Send back the entries below exactly as they appear.

[START]

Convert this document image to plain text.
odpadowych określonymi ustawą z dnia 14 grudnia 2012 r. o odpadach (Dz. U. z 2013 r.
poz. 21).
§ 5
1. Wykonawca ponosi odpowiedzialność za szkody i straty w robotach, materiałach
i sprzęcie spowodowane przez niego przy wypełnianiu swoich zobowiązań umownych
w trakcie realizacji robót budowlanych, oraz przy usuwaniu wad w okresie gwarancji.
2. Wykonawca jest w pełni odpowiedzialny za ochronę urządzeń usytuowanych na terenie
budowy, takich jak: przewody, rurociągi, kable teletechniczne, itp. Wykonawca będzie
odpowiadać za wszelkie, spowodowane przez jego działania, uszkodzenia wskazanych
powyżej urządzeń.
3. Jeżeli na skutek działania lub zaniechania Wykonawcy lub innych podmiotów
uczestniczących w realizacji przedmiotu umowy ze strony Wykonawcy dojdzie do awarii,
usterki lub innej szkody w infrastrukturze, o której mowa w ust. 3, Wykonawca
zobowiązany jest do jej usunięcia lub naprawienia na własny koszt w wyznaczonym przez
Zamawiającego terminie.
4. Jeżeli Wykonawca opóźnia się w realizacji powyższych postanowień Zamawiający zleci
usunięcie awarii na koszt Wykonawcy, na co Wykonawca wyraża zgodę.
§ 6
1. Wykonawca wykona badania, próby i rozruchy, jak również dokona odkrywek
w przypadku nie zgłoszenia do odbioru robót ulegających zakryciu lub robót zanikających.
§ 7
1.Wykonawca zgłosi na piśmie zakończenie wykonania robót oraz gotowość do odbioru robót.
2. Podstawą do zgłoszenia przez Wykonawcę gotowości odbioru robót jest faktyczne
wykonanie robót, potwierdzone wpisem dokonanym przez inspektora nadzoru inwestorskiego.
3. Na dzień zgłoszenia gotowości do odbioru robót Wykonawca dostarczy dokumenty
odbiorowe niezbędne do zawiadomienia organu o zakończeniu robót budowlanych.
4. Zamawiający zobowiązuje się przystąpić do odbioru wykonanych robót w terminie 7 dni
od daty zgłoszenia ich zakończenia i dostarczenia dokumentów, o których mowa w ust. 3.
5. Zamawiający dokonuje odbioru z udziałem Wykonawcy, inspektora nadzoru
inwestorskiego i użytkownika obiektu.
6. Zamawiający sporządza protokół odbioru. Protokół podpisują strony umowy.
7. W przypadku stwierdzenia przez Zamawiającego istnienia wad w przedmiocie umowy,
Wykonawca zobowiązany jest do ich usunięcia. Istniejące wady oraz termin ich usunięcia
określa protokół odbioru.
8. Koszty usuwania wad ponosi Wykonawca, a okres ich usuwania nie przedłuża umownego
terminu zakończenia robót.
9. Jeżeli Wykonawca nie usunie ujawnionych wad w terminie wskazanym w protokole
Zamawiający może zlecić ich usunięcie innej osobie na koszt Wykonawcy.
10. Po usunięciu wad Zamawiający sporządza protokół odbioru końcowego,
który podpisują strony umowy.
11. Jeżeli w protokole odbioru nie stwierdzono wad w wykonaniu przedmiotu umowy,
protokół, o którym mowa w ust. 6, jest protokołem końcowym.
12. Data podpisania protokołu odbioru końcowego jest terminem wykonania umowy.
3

[END]

• _Answer to this task_
Convert this document image to plain text.
odpadowych określonymi ustawą z dnia 14 grudnia 2012 r. o odpadach (Dz. U. z 2013 r.
poz. 21).
§ 5
1. Wykonawca ponosi odpowiedzialność za szkody i straty w robotach, materiałach
i sprzęcie spowodowane przez niego przy wypełnianiu swoich zobowiązań umownych
w trakcie realizacji robót budowlanych, oraz przy usuwaniu wad w okresie gwarancji.
2. Wykonawca jest w pełni odpowiedzialny za ochronę urządzeń usytuowanych na terenie
budowy, takich jak: przewody, rurociągi, kable teletechniczne, itp. Wykonawca będzie
odpowiadać za wszelkie, spowodowane przez jego działania, uszkodzenia wskazanych
powyżej urządzeń.
3. Jeżeli na skutek działania lub zaniechania Wykonawcy lub innych podmiotów
uczestniczących w realizacji przedmiotu umowy ze strony Wykonawcy dojdzie do awarii,
usterki lub innej szkody w infrastrukturze, o której mowa w ust. 3, Wykonawca
zobowiązany jest do jej usunięcia lub naprawienia na własny koszt w wyznaczonym przez
Zamawiającego terminie.
4. Jeżeli Wykonawca opóźnia się w realizacji powyższych postanowień Zamawiający zleci
usunięcie awarii na koszt Wykonawcy, na co Wykonawca wyraża zgodę.
§ 6
1. Wykonawca wykona badania, próby i rozruchy, jak również dokona odkrywek
w przypadku nie zgłoszenia do odbioru robót ulegających zakryciu lub robót zanikających.
§ 7
1.Wykonawca zgłosi na piśmie zakończenie wykonania robót oraz gotowość do odbioru robót.
2. Podstawą do zgłoszenia przez Wykonawcę gotowości odbioru robót jest faktyczne
wykonanie robót, potwierdzone wpisem dokonanym przez inspektora nadzoru inwestorskiego.
3. Na dzień zgłoszenia gotowości do odbioru robót Wykonawca dostarczy dokumenty
odbiorowe niezbędne do zawiadomienia organu o zakończeniu robót budowlanych.
4. Zamawiający zobowiązuje się przystąpić do odbioru wykonanych robót w terminie 7 dni
od daty zgłoszenia ich zakończenia i dostarczenia dokumentów, o których mowa w ust. 3.
5. Zamawiający dokonuje odbioru z udziałem Wykonawcy, inspektora nadzoru
inwestorskiego i użytkownika obiektu.
6. Zamawiający sporządza protokół odbioru. Protokół podpisują strony umowy.
7. W przypadku stwierdzenia przez Zamawiającego istnienia wad w przedmiocie umowy,
Wykonawca zobowiązany jest do ich usunięcia. Istniejące wady oraz termin ich usunięcia
określa protokół odbioru.
8. Koszty usuwania wad ponosi Wykonawca, a okres ich usuwania nie przedłuża umownego
terminu zakończenia robót.
9. Jeżeli Wykonawca nie usunie ujawnionych wad w terminie wskazanym w protokole
Zamawiający może zlecić ich usunięcie innej osobie na koszt Wykonawcy.
10. Po usunięciu wad Zamawiający sporządza protokół odbioru końcowego,
który podpisują strony umowy.
11. Jeżeli w protokole odbioru nie stwierdzono wad w wykonaniu przedmiotu umowy,
protokół, o którym mowa w ust. 6, jest protokołem końcowym.
12. Data podpisania protokołu odbioru końcowego jest terminem wykonania umowy.
3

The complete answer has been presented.